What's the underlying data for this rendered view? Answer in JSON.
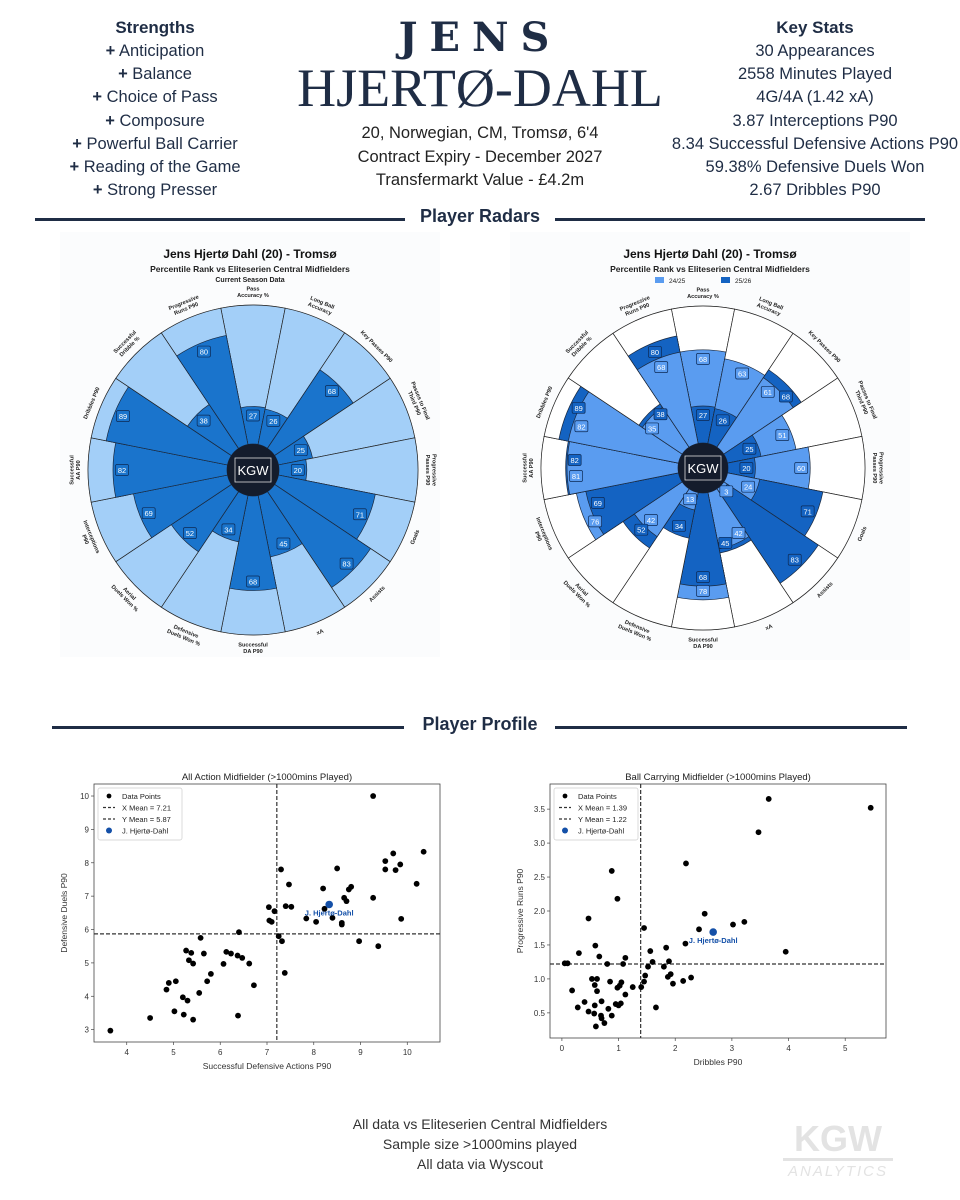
{
  "strengths": {
    "title": "Strengths",
    "items": [
      "Anticipation",
      "Balance",
      "Choice of Pass",
      "Composure",
      "Powerful Ball Carrier",
      "Reading of the Game",
      "Strong Presser"
    ],
    "prefix": "+"
  },
  "key_stats": {
    "title": "Key Stats",
    "items": [
      "30 Appearances",
      "2558 Minutes Played",
      "4G/4A (1.42 xA)",
      "3.87 Interceptions P90",
      "8.34 Successful Defensive Actions P90",
      "59.38% Defensive Duels Won",
      "2.67 Dribbles P90"
    ]
  },
  "player": {
    "first": "JENS",
    "last": "HJERTØ-DAHL",
    "info": [
      "20, Norwegian, CM, Tromsø, 6'4",
      "Contract Expiry - December 2027",
      "Transfermarkt Value - £4.2m"
    ]
  },
  "sections": {
    "radars": "Player Radars",
    "profile": "Player Profile"
  },
  "footer": [
    "All data vs Eliteserien Central Midfielders",
    "Sample size >1000mins played",
    "All data via Wyscout"
  ],
  "watermark": {
    "main": "KGW",
    "sub": "ANALYTICS"
  },
  "colors": {
    "navy": "#1f2d45",
    "radar_bg": "#a3cff8",
    "radar_dark": "#1a74cc",
    "season_2425": "#5a9cf0",
    "season_2526": "#1463c2",
    "player_dot": "#1450a8"
  },
  "chart_data": [
    {
      "type": "radar",
      "title": "Jens Hjertø Dahl (20) - Tromsø",
      "subtitle": "Percentile Rank vs Eliteserien Central Midfielders",
      "subtitle2": "Current Season Data",
      "logo": "KGW",
      "categories": [
        "Pass Accuracy %",
        "Long Ball Accuracy",
        "Key Passes P90",
        "Passes to Final Third P90",
        "Progressive Passes P90",
        "Goals",
        "Assists",
        "xA",
        "Successful DA P90",
        "Defensive Duels Won %",
        "Aerial Duels Won %",
        "Interceptions P90",
        "Successful AA P90",
        "Dribbles P90",
        "Successful Dribble %",
        "Progressive Runs P90"
      ],
      "series": [
        {
          "name": "Current Season",
          "values": [
            27,
            26,
            68,
            25,
            20,
            71,
            83,
            45,
            68,
            34,
            52,
            69,
            82,
            89,
            38,
            80
          ]
        }
      ],
      "range": [
        0,
        100
      ]
    },
    {
      "type": "radar",
      "title": "Jens Hjertø Dahl (20) - Tromsø",
      "subtitle": "Percentile Rank vs Eliteserien Central Midfielders",
      "logo": "KGW",
      "categories": [
        "Pass Accuracy %",
        "Long Ball Accuracy",
        "Key Passes P90",
        "Passes to Final Third P90",
        "Progressive Passes P90",
        "Goals",
        "Assists",
        "xA",
        "Successful DA P90",
        "Defensive Duels Won %",
        "Aerial Duels Won %",
        "Interceptions P90",
        "Successful AA P90",
        "Dribbles P90",
        "Successful Dribble %",
        "Progressive Runs P90"
      ],
      "series": [
        {
          "name": "24/25",
          "values": [
            68,
            63,
            61,
            51,
            60,
            24,
            3,
            42,
            78,
            13,
            42,
            76,
            81,
            82,
            35,
            68
          ]
        },
        {
          "name": "25/26",
          "values": [
            27,
            26,
            68,
            25,
            20,
            71,
            83,
            45,
            68,
            34,
            52,
            69,
            82,
            89,
            38,
            80
          ]
        }
      ],
      "legend": "top",
      "range": [
        0,
        100
      ]
    },
    {
      "type": "scatter",
      "title": "All Action Midfielder (>1000mins Played)",
      "xlabel": "Successful Defensive Actions P90",
      "ylabel": "Defensive Duels P90",
      "xlim": [
        3.3,
        10.7
      ],
      "ylim": [
        2.63,
        10.36
      ],
      "xticks": [
        4,
        5,
        6,
        7,
        8,
        9,
        10
      ],
      "yticks": [
        3,
        4,
        5,
        6,
        7,
        8,
        9,
        10
      ],
      "x_mean": 7.21,
      "y_mean": 5.87,
      "legend": [
        "Data Points",
        "X Mean = 7.21",
        "Y Mean = 5.87",
        "J. Hjertø-Dahl"
      ],
      "legend_position": "top-left",
      "player": {
        "label": "J. Hjertø-Dahl",
        "x": 8.33,
        "y": 6.75
      },
      "points": [
        [
          3.65,
          2.97
        ],
        [
          4.5,
          3.35
        ],
        [
          4.85,
          4.2
        ],
        [
          4.9,
          4.4
        ],
        [
          5.05,
          4.45
        ],
        [
          5.2,
          3.97
        ],
        [
          5.3,
          3.87
        ],
        [
          5.02,
          3.55
        ],
        [
          5.22,
          3.45
        ],
        [
          5.42,
          3.3
        ],
        [
          5.27,
          5.37
        ],
        [
          5.38,
          5.3
        ],
        [
          5.33,
          5.08
        ],
        [
          5.42,
          4.98
        ],
        [
          5.58,
          5.75
        ],
        [
          5.65,
          5.28
        ],
        [
          5.55,
          4.1
        ],
        [
          5.72,
          4.45
        ],
        [
          5.8,
          4.67
        ],
        [
          6.07,
          4.97
        ],
        [
          6.13,
          5.33
        ],
        [
          6.23,
          5.28
        ],
        [
          6.37,
          5.22
        ],
        [
          6.47,
          5.15
        ],
        [
          6.4,
          5.92
        ],
        [
          6.62,
          4.98
        ],
        [
          6.72,
          4.33
        ],
        [
          6.38,
          3.42
        ],
        [
          7.04,
          6.67
        ],
        [
          7.05,
          6.27
        ],
        [
          7.1,
          6.23
        ],
        [
          7.16,
          6.55
        ],
        [
          7.25,
          5.8
        ],
        [
          7.3,
          7.8
        ],
        [
          7.32,
          5.65
        ],
        [
          7.38,
          4.7
        ],
        [
          7.4,
          6.7
        ],
        [
          7.47,
          7.35
        ],
        [
          7.52,
          6.68
        ],
        [
          7.84,
          6.33
        ],
        [
          8.05,
          6.23
        ],
        [
          8.2,
          7.23
        ],
        [
          8.23,
          6.62
        ],
        [
          8.4,
          6.35
        ],
        [
          8.5,
          7.83
        ],
        [
          8.6,
          6.2
        ],
        [
          8.6,
          6.15
        ],
        [
          8.65,
          6.95
        ],
        [
          8.7,
          6.85
        ],
        [
          8.75,
          7.2
        ],
        [
          8.8,
          7.28
        ],
        [
          8.97,
          5.65
        ],
        [
          9.27,
          6.95
        ],
        [
          9.27,
          10.0
        ],
        [
          9.38,
          5.5
        ],
        [
          9.53,
          8.05
        ],
        [
          9.53,
          7.8
        ],
        [
          9.7,
          8.28
        ],
        [
          9.75,
          7.78
        ],
        [
          9.85,
          7.95
        ],
        [
          9.87,
          6.32
        ],
        [
          10.2,
          7.37
        ],
        [
          10.35,
          8.33
        ]
      ]
    },
    {
      "type": "scatter",
      "title": "Ball Carrying Midfielder (>1000mins Played)",
      "xlabel": "Dribbles P90",
      "ylabel": "Progressive Runs P90",
      "xlim": [
        -0.21,
        5.72
      ],
      "ylim": [
        0.13,
        3.87
      ],
      "xticks": [
        0,
        1,
        2,
        3,
        4,
        5
      ],
      "yticks": [
        0.5,
        1.0,
        1.5,
        2.0,
        2.5,
        3.0,
        3.5
      ],
      "x_mean": 1.39,
      "y_mean": 1.22,
      "legend": [
        "Data Points",
        "X Mean = 1.39",
        "Y Mean = 1.22",
        "J. Hjertø-Dahl"
      ],
      "legend_position": "top-left",
      "player": {
        "label": "J. Hjertø-Dahl",
        "x": 2.67,
        "y": 1.69
      },
      "points": [
        [
          0.05,
          1.23
        ],
        [
          0.1,
          1.23
        ],
        [
          0.18,
          0.83
        ],
        [
          0.28,
          0.58
        ],
        [
          0.3,
          1.38
        ],
        [
          0.4,
          0.66
        ],
        [
          0.47,
          0.52
        ],
        [
          0.47,
          1.89
        ],
        [
          0.53,
          1.0
        ],
        [
          0.57,
          0.49
        ],
        [
          0.58,
          0.91
        ],
        [
          0.58,
          0.61
        ],
        [
          0.59,
          1.49
        ],
        [
          0.6,
          0.3
        ],
        [
          0.62,
          1.0
        ],
        [
          0.62,
          0.82
        ],
        [
          0.66,
          1.33
        ],
        [
          0.69,
          0.46
        ],
        [
          0.7,
          0.42
        ],
        [
          0.7,
          0.67
        ],
        [
          0.75,
          0.35
        ],
        [
          0.8,
          1.22
        ],
        [
          0.82,
          0.56
        ],
        [
          0.85,
          0.96
        ],
        [
          0.88,
          0.46
        ],
        [
          0.88,
          2.59
        ],
        [
          0.95,
          0.63
        ],
        [
          0.98,
          0.87
        ],
        [
          0.98,
          2.18
        ],
        [
          1.0,
          0.61
        ],
        [
          1.02,
          0.9
        ],
        [
          1.04,
          0.64
        ],
        [
          1.05,
          0.95
        ],
        [
          1.08,
          1.22
        ],
        [
          1.12,
          0.77
        ],
        [
          1.12,
          1.31
        ],
        [
          1.25,
          0.88
        ],
        [
          1.4,
          0.88
        ],
        [
          1.45,
          0.96
        ],
        [
          1.45,
          1.75
        ],
        [
          1.47,
          1.05
        ],
        [
          1.52,
          1.18
        ],
        [
          1.56,
          1.41
        ],
        [
          1.6,
          1.25
        ],
        [
          1.66,
          0.58
        ],
        [
          1.8,
          1.18
        ],
        [
          1.84,
          1.46
        ],
        [
          1.87,
          1.03
        ],
        [
          1.89,
          1.26
        ],
        [
          1.92,
          1.07
        ],
        [
          1.96,
          0.93
        ],
        [
          2.14,
          0.97
        ],
        [
          2.18,
          1.52
        ],
        [
          2.19,
          2.7
        ],
        [
          2.28,
          1.02
        ],
        [
          2.42,
          1.73
        ],
        [
          2.52,
          1.96
        ],
        [
          3.02,
          1.8
        ],
        [
          3.22,
          1.84
        ],
        [
          3.47,
          3.16
        ],
        [
          3.65,
          3.65
        ],
        [
          3.95,
          1.4
        ],
        [
          5.45,
          3.52
        ]
      ]
    }
  ]
}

● DO THIS:
Search the records above for "xlabel". Copy each line where it is found.

● FINISHED TASK:
      "xlabel": "Successful Defensive Actions P90",
      "xlabel": "Dribbles P90",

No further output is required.